Work instructions: Transcribe the listing word for word.

Material to process:
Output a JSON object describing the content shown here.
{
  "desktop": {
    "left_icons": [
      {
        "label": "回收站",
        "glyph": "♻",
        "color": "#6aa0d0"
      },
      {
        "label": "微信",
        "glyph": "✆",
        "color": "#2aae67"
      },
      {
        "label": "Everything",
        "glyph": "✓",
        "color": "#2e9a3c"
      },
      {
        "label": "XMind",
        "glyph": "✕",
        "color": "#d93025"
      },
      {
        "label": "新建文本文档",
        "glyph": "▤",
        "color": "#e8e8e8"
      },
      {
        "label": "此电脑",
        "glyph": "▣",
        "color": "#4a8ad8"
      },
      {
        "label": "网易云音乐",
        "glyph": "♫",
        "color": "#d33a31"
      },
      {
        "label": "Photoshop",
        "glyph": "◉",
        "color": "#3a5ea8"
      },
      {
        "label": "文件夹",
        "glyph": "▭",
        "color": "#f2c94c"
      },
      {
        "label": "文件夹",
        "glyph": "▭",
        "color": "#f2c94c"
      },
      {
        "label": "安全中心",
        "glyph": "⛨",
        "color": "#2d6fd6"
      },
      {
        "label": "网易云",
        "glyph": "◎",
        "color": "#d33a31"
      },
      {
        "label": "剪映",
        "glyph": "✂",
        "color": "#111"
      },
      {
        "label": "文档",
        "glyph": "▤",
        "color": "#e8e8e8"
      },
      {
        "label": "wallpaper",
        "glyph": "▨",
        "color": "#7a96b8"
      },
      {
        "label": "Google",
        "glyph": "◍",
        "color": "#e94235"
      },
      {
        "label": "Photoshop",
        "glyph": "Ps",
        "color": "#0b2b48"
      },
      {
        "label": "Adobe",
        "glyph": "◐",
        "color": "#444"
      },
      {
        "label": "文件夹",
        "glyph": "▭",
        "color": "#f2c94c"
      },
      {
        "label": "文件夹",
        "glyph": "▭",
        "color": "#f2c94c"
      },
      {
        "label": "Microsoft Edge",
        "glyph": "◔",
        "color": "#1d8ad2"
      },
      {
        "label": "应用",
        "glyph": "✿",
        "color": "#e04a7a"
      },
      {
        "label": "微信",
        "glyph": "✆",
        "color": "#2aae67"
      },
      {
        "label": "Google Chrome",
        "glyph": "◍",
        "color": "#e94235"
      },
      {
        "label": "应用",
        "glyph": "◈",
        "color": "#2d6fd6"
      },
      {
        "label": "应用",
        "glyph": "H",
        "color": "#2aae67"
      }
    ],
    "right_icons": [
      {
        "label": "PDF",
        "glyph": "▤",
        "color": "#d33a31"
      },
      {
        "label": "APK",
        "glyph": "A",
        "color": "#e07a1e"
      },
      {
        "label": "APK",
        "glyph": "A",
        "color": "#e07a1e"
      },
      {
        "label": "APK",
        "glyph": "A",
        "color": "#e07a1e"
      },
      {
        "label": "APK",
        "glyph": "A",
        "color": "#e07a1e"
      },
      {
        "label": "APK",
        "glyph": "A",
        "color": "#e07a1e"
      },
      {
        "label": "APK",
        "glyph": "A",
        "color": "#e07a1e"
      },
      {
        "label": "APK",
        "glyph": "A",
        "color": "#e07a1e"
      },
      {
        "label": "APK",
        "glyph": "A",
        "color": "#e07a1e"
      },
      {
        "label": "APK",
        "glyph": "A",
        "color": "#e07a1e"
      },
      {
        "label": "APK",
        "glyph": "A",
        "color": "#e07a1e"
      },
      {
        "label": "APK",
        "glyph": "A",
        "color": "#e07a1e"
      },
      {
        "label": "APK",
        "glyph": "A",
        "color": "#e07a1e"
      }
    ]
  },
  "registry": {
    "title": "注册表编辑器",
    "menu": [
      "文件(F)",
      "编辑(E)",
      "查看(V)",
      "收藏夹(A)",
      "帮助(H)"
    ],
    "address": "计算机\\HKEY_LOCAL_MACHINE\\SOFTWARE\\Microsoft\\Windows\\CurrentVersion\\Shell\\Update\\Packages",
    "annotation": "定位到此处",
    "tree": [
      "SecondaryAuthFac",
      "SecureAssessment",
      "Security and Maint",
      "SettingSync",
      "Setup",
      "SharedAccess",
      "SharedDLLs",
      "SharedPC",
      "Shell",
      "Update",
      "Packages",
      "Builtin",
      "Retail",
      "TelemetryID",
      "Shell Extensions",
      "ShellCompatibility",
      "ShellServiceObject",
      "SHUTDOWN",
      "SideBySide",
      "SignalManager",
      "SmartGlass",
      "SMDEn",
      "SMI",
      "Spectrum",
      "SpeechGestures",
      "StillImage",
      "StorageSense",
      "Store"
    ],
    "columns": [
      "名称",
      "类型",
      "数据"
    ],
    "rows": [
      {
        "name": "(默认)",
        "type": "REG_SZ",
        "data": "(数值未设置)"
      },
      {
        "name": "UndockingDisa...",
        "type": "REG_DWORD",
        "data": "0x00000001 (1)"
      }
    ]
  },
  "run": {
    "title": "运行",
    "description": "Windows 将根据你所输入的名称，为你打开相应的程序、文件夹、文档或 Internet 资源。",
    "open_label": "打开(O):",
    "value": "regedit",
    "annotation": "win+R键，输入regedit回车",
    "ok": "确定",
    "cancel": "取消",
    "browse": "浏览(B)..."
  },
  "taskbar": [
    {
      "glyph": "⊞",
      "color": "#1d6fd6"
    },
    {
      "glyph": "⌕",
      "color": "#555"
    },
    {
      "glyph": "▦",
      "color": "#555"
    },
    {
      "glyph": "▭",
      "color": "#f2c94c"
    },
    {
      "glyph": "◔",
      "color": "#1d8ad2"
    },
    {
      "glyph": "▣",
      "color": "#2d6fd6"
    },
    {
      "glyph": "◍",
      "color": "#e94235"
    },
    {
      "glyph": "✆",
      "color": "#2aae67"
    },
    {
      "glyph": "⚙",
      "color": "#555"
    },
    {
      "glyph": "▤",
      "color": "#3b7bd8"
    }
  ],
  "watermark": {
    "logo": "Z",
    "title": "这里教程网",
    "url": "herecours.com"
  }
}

Response below:
Output a JSON object describing the content shown here.
{
  "desktop": {
    "left_icons": [
      {
        "label": "回收站",
        "glyph": "♻",
        "color": "#6aa0d0"
      },
      {
        "label": "微信",
        "glyph": "✆",
        "color": "#2aae67"
      },
      {
        "label": "Everything",
        "glyph": "✓",
        "color": "#2e9a3c"
      },
      {
        "label": "XMind",
        "glyph": "✕",
        "color": "#d93025"
      },
      {
        "label": "新建文本文档",
        "glyph": "▤",
        "color": "#e8e8e8"
      },
      {
        "label": "此电脑",
        "glyph": "▣",
        "color": "#4a8ad8"
      },
      {
        "label": "网易云音乐",
        "glyph": "♫",
        "color": "#d33a31"
      },
      {
        "label": "Photoshop",
        "glyph": "◉",
        "color": "#3a5ea8"
      },
      {
        "label": "文件夹",
        "glyph": "▭",
        "color": "#f2c94c"
      },
      {
        "label": "文件夹",
        "glyph": "▭",
        "color": "#f2c94c"
      },
      {
        "label": "安全中心",
        "glyph": "⛨",
        "color": "#2d6fd6"
      },
      {
        "label": "网易云",
        "glyph": "◎",
        "color": "#d33a31"
      },
      {
        "label": "剪映",
        "glyph": "✂",
        "color": "#111"
      },
      {
        "label": "文档",
        "glyph": "▤",
        "color": "#e8e8e8"
      },
      {
        "label": "wallpaper",
        "glyph": "▨",
        "color": "#7a96b8"
      },
      {
        "label": "Google",
        "glyph": "◍",
        "color": "#e94235"
      },
      {
        "label": "Photoshop",
        "glyph": "Ps",
        "color": "#0b2b48"
      },
      {
        "label": "Adobe",
        "glyph": "◐",
        "color": "#444"
      },
      {
        "label": "文件夹",
        "glyph": "▭",
        "color": "#f2c94c"
      },
      {
        "label": "文件夹",
        "glyph": "▭",
        "color": "#f2c94c"
      },
      {
        "label": "Microsoft Edge",
        "glyph": "◔",
        "color": "#1d8ad2"
      },
      {
        "label": "应用",
        "glyph": "✿",
        "color": "#e04a7a"
      },
      {
        "label": "微信",
        "glyph": "✆",
        "color": "#2aae67"
      },
      {
        "label": "Google Chrome",
        "glyph": "◍",
        "color": "#e94235"
      },
      {
        "label": "应用",
        "glyph": "◈",
        "color": "#2d6fd6"
      },
      {
        "label": "应用",
        "glyph": "H",
        "color": "#2aae67"
      }
    ],
    "right_icons": [
      {
        "label": "PDF",
        "glyph": "▤",
        "color": "#d33a31"
      },
      {
        "label": "APK",
        "glyph": "A",
        "color": "#e07a1e"
      },
      {
        "label": "APK",
        "glyph": "A",
        "color": "#e07a1e"
      },
      {
        "label": "APK",
        "glyph": "A",
        "color": "#e07a1e"
      },
      {
        "label": "APK",
        "glyph": "A",
        "color": "#e07a1e"
      },
      {
        "label": "APK",
        "glyph": "A",
        "color": "#e07a1e"
      },
      {
        "label": "APK",
        "glyph": "A",
        "color": "#e07a1e"
      },
      {
        "label": "APK",
        "glyph": "A",
        "color": "#e07a1e"
      },
      {
        "label": "APK",
        "glyph": "A",
        "color": "#e07a1e"
      },
      {
        "label": "APK",
        "glyph": "A",
        "color": "#e07a1e"
      },
      {
        "label": "APK",
        "glyph": "A",
        "color": "#e07a1e"
      },
      {
        "label": "APK",
        "glyph": "A",
        "color": "#e07a1e"
      },
      {
        "label": "APK",
        "glyph": "A",
        "color": "#e07a1e"
      }
    ]
  },
  "registry": {
    "title": "注册表编辑器",
    "menu": [
      "文件(F)",
      "编辑(E)",
      "查看(V)",
      "收藏夹(A)",
      "帮助(H)"
    ],
    "address": "计算机\\HKEY_LOCAL_MACHINE\\SOFTWARE\\Microsoft\\Windows\\CurrentVersion\\Shell\\Update\\Packages",
    "annotation": "定位到此处",
    "tree": [
      "SecondaryAuthFac",
      "SecureAssessment",
      "Security and Maint",
      "SettingSync",
      "Setup",
      "SharedAccess",
      "SharedDLLs",
      "SharedPC",
      "Shell",
      "Update",
      "Packages",
      "Builtin",
      "Retail",
      "TelemetryID",
      "Shell Extensions",
      "ShellCompatibility",
      "ShellServiceObject",
      "SHUTDOWN",
      "SideBySide",
      "SignalManager",
      "SmartGlass",
      "SMDEn",
      "SMI",
      "Spectrum",
      "SpeechGestures",
      "StillImage",
      "StorageSense",
      "Store"
    ],
    "columns": [
      "名称",
      "类型",
      "数据"
    ],
    "rows": [
      {
        "name": "(默认)",
        "type": "REG_SZ",
        "data": "(数值未设置)"
      },
      {
        "name": "UndockingDisa...",
        "type": "REG_DWORD",
        "data": "0x00000001 (1)"
      }
    ]
  },
  "run": {
    "title": "运行",
    "description": "Windows 将根据你所输入的名称，为你打开相应的程序、文件夹、文档或 Internet 资源。",
    "open_label": "打开(O):",
    "value": "regedit",
    "annotation": "win+R键，输入regedit回车",
    "ok": "确定",
    "cancel": "取消",
    "browse": "浏览(B)..."
  },
  "taskbar": [
    {
      "glyph": "⊞",
      "color": "#1d6fd6"
    },
    {
      "glyph": "⌕",
      "color": "#555"
    },
    {
      "glyph": "▦",
      "color": "#555"
    },
    {
      "glyph": "▭",
      "color": "#f2c94c"
    },
    {
      "glyph": "◔",
      "color": "#1d8ad2"
    },
    {
      "glyph": "▣",
      "color": "#2d6fd6"
    },
    {
      "glyph": "◍",
      "color": "#e94235"
    },
    {
      "glyph": "✆",
      "color": "#2aae67"
    },
    {
      "glyph": "⚙",
      "color": "#555"
    },
    {
      "glyph": "▤",
      "color": "#3b7bd8"
    }
  ],
  "watermark": {
    "logo": "Z",
    "title": "这里教程网",
    "url": "herecours.com"
  }
}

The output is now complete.